- EXERCISE TASK
Please return, word for word, the lines in the entries below from the line with "- bar-men: [309, 233, 319, 317]" up to and including the line with "- bar-men: [229, 248, 238, 317]".

- PROVIDED RECORDS
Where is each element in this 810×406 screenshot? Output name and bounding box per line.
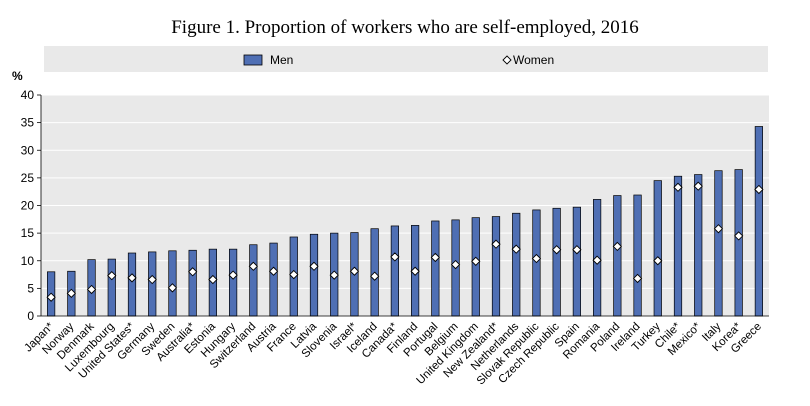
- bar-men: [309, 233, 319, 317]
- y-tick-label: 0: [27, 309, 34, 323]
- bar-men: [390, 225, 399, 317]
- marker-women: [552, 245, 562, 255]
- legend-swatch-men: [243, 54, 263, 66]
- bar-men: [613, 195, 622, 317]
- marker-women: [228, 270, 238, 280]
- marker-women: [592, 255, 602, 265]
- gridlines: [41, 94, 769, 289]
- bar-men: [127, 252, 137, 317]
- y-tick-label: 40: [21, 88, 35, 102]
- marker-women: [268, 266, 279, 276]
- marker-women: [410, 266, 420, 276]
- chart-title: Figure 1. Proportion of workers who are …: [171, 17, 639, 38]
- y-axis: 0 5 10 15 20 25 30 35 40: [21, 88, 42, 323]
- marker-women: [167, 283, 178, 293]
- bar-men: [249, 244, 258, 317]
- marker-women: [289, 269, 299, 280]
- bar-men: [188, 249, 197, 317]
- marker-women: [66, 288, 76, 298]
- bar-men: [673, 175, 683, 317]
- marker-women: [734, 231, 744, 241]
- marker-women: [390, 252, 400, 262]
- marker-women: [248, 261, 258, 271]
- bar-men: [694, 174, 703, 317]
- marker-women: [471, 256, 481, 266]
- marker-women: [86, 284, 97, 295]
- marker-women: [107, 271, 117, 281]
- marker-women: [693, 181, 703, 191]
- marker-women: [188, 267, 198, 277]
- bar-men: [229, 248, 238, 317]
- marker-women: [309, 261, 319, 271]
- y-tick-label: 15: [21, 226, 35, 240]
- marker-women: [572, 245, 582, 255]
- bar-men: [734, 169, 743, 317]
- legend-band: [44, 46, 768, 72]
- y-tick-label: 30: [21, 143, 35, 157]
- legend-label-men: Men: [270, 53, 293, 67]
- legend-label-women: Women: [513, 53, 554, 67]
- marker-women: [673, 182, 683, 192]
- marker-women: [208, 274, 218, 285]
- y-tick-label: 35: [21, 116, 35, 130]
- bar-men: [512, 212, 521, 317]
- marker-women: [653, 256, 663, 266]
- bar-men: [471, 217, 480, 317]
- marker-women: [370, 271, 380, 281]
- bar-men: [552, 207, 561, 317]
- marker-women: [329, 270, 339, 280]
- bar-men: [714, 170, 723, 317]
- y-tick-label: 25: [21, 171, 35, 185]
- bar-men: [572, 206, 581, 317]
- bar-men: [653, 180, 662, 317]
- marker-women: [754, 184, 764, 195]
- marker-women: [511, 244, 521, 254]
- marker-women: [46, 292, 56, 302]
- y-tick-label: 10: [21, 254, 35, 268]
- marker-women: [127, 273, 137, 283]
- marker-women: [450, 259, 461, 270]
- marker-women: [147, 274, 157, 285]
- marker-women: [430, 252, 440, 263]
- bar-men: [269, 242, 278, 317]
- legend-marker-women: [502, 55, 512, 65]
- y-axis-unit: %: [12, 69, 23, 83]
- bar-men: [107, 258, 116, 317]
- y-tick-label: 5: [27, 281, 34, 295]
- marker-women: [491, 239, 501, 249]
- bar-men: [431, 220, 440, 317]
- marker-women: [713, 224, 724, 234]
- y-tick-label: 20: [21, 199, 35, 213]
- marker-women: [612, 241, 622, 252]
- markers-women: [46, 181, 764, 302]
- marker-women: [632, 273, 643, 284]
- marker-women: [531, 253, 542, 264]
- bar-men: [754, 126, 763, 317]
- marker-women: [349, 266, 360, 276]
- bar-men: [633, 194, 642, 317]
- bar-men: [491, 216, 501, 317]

- CORRECT RESULT
- bar-men: [309, 233, 319, 317]
- y-tick-label: 0: [27, 309, 34, 323]
- bar-men: [390, 225, 399, 317]
- marker-women: [552, 245, 562, 255]
- legend-swatch-men: [243, 54, 263, 66]
- bar-men: [613, 195, 622, 317]
- marker-women: [228, 270, 238, 280]
- marker-women: [592, 255, 602, 265]
- gridlines: [41, 94, 769, 289]
- bar-men: [127, 252, 137, 317]
- y-tick-label: 40: [21, 88, 35, 102]
- marker-women: [268, 266, 279, 276]
- marker-women: [410, 266, 420, 276]
- chart-title: Figure 1. Proportion of workers who are …: [171, 17, 639, 38]
- y-axis: 0 5 10 15 20 25 30 35 40: [21, 88, 42, 323]
- marker-women: [167, 283, 178, 293]
- bar-men: [249, 244, 258, 317]
- marker-women: [289, 269, 299, 280]
- bar-men: [188, 249, 197, 317]
- marker-women: [66, 288, 76, 298]
- bar-men: [673, 175, 683, 317]
- marker-women: [734, 231, 744, 241]
- marker-women: [390, 252, 400, 262]
- marker-women: [248, 261, 258, 271]
- bar-men: [694, 174, 703, 317]
- marker-women: [471, 256, 481, 266]
- marker-women: [86, 284, 97, 295]
- marker-women: [107, 271, 117, 281]
- marker-women: [693, 181, 703, 191]
- marker-women: [188, 267, 198, 277]
- bar-men: [229, 248, 238, 317]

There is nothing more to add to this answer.